## START MATERIAL FOR THE TASK
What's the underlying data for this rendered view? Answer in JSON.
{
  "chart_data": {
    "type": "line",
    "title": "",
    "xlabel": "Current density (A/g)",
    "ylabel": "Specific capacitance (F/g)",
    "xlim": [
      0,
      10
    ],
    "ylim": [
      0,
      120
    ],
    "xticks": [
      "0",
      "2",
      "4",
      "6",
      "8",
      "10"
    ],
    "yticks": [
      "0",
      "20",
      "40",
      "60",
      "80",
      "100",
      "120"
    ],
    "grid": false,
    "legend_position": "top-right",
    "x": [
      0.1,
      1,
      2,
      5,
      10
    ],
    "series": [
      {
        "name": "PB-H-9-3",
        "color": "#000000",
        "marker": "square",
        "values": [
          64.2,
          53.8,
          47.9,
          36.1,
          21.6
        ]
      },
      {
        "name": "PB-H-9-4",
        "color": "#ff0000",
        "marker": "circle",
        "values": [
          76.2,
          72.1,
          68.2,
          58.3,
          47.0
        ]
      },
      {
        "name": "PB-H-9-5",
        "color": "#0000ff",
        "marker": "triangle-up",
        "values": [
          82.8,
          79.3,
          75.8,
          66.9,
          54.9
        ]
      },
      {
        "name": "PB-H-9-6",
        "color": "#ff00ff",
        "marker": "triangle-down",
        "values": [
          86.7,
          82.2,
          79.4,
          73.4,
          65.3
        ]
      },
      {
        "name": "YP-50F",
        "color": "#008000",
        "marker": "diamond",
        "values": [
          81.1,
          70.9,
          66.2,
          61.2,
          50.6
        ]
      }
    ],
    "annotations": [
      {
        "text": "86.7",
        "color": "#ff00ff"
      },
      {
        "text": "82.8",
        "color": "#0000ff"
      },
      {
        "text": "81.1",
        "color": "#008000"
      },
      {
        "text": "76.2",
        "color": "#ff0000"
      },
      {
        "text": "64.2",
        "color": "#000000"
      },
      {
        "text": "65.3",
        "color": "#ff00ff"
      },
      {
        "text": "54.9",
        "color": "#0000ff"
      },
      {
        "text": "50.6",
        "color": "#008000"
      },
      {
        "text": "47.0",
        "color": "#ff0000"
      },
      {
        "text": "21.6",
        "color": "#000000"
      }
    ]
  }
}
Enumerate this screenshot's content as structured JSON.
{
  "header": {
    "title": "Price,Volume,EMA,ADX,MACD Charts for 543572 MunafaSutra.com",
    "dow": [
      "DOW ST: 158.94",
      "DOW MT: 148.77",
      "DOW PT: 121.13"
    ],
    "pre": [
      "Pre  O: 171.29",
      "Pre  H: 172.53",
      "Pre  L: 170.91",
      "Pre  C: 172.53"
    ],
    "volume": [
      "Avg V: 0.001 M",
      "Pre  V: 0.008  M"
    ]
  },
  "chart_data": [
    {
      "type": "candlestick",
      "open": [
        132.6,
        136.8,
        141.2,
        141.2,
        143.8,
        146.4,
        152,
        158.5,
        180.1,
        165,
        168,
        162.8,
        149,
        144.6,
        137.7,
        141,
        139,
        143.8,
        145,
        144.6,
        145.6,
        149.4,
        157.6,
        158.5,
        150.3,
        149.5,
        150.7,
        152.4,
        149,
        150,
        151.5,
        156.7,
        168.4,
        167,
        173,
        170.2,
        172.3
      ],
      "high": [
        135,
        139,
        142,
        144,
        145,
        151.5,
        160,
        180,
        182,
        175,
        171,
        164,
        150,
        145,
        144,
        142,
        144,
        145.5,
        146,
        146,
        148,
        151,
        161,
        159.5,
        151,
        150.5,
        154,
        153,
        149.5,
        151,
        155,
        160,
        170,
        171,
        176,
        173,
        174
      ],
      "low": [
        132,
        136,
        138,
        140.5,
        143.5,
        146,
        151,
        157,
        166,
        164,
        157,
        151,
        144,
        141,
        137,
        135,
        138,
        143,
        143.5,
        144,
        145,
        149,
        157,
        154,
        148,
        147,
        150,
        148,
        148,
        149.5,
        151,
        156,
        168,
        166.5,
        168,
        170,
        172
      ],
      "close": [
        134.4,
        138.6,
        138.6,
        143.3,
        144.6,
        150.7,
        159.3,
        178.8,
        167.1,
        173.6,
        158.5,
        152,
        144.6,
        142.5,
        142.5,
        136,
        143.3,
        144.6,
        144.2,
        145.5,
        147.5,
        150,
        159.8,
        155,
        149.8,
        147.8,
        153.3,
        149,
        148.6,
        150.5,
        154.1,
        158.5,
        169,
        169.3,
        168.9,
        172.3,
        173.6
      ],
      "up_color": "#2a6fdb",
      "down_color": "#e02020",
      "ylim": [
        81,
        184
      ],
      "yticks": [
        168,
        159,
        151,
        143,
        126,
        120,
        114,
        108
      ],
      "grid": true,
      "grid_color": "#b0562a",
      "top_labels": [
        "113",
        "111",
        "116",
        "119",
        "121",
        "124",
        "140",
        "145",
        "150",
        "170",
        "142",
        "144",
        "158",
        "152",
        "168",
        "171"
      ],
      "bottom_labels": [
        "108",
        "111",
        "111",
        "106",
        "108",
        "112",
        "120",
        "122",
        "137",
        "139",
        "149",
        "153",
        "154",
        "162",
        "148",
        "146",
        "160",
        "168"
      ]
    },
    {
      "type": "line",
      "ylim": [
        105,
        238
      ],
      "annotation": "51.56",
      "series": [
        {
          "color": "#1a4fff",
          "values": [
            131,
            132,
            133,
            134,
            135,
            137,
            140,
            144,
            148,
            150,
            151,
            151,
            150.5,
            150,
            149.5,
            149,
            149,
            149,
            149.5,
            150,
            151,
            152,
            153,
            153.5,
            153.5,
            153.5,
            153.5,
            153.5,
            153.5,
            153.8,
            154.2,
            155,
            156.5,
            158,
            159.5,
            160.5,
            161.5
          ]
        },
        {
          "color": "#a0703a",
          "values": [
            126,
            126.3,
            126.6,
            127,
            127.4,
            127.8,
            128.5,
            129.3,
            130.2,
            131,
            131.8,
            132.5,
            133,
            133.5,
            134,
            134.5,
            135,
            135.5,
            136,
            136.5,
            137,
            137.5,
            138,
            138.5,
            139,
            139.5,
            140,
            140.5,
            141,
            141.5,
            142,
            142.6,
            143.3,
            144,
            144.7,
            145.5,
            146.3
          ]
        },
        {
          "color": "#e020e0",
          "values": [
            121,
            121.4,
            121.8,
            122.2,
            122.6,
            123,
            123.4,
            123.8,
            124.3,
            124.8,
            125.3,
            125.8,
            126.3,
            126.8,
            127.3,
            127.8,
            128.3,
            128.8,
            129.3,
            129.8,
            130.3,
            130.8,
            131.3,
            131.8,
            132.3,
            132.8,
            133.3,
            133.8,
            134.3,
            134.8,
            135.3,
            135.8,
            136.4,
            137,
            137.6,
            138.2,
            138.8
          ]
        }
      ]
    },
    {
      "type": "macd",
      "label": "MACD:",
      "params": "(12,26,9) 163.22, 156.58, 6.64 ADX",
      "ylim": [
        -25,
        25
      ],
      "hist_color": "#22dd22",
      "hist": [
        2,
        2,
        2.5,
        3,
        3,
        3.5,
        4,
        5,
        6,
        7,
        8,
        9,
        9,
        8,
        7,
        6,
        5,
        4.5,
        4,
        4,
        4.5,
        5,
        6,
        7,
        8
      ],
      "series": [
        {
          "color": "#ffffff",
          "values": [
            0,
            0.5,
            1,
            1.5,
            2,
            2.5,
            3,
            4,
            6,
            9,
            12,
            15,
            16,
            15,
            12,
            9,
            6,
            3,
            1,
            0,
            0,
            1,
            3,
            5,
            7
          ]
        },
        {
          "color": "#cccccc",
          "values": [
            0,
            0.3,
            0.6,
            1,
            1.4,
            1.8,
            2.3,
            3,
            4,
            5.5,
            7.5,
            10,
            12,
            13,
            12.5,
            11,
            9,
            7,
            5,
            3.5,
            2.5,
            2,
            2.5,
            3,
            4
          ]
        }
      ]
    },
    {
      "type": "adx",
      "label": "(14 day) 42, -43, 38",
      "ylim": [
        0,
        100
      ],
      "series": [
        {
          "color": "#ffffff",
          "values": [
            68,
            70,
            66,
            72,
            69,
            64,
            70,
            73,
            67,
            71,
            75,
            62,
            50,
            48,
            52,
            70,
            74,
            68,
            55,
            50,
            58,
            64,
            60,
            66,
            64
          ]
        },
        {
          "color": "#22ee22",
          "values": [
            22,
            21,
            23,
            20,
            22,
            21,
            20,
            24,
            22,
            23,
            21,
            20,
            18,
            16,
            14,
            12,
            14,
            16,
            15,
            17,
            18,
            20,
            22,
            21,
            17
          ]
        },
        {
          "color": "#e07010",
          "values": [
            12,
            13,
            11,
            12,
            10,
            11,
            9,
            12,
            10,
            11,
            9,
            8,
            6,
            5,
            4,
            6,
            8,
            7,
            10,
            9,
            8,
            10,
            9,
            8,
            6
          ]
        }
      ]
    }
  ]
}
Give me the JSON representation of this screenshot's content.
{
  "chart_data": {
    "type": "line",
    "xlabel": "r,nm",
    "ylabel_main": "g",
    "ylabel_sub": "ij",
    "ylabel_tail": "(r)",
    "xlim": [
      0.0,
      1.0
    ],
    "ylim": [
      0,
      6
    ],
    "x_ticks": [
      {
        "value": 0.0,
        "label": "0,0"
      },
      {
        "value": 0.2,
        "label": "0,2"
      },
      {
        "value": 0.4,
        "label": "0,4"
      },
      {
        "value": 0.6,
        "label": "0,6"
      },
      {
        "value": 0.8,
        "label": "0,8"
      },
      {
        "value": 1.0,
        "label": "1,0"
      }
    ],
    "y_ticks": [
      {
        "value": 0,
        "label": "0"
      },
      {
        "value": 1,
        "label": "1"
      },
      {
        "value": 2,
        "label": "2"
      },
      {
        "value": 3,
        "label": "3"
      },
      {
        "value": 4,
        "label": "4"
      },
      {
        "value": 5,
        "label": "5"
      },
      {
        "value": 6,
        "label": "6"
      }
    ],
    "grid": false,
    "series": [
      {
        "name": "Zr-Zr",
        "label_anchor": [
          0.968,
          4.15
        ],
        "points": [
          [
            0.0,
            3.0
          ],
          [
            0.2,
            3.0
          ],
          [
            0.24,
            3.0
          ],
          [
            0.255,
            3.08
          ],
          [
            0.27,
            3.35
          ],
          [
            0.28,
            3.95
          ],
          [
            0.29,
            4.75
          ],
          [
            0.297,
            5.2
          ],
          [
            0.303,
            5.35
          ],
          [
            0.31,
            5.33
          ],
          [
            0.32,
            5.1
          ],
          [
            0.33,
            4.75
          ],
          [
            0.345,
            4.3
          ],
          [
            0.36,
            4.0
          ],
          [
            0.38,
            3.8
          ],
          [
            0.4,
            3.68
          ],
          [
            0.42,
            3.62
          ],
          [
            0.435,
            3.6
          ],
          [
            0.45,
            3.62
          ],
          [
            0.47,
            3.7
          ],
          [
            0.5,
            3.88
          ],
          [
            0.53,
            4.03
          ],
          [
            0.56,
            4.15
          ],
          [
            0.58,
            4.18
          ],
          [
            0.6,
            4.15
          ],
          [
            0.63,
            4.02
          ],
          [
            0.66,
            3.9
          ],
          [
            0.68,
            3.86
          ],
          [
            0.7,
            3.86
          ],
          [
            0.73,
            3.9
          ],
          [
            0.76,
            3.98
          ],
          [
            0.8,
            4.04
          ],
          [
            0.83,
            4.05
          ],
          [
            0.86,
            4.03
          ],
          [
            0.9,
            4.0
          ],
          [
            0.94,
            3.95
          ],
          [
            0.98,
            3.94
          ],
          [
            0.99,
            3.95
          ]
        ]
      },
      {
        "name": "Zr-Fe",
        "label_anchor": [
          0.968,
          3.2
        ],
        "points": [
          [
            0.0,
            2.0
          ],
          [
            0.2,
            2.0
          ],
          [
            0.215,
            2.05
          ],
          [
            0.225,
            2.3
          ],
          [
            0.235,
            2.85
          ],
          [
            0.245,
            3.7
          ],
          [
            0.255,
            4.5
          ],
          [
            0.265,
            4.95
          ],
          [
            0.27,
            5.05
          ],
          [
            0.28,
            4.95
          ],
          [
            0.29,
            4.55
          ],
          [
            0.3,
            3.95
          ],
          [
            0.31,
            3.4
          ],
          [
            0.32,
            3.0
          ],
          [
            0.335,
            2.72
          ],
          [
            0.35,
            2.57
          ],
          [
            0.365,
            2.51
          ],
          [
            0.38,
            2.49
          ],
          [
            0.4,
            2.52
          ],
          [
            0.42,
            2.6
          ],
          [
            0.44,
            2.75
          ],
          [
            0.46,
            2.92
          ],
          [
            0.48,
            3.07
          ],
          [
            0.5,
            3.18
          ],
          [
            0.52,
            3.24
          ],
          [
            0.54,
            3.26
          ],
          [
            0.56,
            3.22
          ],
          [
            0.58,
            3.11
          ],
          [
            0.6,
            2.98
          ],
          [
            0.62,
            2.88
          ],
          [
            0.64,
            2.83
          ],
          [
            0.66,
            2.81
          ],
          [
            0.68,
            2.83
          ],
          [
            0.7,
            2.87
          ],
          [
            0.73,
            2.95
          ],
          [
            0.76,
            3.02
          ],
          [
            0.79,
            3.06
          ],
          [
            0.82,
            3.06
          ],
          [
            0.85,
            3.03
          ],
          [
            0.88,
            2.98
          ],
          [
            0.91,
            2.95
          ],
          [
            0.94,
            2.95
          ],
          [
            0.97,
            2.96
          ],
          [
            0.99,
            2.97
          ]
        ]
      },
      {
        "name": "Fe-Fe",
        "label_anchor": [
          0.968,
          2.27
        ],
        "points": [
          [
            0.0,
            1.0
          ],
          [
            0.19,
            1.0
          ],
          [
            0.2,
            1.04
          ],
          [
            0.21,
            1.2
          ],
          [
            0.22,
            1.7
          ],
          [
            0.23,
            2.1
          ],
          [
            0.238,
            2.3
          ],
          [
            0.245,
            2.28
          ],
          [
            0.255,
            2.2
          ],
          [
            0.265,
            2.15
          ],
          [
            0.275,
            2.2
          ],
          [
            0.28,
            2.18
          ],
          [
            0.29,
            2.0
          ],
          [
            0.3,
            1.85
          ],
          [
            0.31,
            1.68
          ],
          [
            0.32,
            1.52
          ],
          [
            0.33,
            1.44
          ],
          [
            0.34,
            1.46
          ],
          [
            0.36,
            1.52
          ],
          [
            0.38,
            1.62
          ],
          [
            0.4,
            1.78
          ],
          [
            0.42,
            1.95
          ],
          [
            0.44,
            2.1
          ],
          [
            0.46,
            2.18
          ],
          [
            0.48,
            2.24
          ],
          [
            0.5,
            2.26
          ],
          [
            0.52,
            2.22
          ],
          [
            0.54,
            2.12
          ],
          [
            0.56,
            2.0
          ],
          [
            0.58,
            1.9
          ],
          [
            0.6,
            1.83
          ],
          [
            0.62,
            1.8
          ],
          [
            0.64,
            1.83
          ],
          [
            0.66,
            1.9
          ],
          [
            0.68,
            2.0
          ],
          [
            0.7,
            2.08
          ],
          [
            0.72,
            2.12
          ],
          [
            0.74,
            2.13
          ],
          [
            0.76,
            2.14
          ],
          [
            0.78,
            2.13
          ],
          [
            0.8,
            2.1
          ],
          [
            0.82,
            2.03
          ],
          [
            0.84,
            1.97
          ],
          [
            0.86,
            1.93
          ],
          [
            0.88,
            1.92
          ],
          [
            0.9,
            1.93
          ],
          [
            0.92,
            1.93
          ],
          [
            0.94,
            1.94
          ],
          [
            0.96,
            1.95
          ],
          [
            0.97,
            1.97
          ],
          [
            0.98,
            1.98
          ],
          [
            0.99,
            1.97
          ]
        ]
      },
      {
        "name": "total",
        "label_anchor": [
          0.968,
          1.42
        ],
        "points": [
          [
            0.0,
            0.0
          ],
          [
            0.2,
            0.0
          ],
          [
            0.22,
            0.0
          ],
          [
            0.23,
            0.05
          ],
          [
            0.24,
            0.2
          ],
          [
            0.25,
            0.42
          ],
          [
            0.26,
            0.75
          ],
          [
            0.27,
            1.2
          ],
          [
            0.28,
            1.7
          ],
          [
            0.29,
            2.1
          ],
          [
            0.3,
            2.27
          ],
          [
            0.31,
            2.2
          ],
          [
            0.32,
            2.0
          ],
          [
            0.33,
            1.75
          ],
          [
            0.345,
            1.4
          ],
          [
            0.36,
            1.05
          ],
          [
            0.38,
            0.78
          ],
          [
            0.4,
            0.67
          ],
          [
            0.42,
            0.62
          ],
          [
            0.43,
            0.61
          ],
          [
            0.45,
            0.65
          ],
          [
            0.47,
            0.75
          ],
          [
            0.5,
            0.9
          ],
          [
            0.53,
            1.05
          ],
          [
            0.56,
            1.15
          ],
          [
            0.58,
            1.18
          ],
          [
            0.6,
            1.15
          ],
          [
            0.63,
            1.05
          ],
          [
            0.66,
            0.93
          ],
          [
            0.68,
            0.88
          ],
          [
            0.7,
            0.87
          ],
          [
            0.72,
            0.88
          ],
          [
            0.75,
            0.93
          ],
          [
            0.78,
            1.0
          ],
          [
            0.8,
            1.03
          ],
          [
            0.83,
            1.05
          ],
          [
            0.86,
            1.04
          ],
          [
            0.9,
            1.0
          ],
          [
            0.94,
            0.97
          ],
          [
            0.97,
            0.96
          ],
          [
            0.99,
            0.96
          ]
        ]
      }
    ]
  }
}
## END MATERIAL FOR THE TASK
Look through the records and gather every line containing "text".

        "text": "86.7",
        "text": "82.8",
        "text": "81.1",
        "text": "76.2",
        "text": "64.2",
        "text": "65.3",
        "text": "54.9",
        "text": "50.6",
        "text": "47.0",
        "text": "21.6",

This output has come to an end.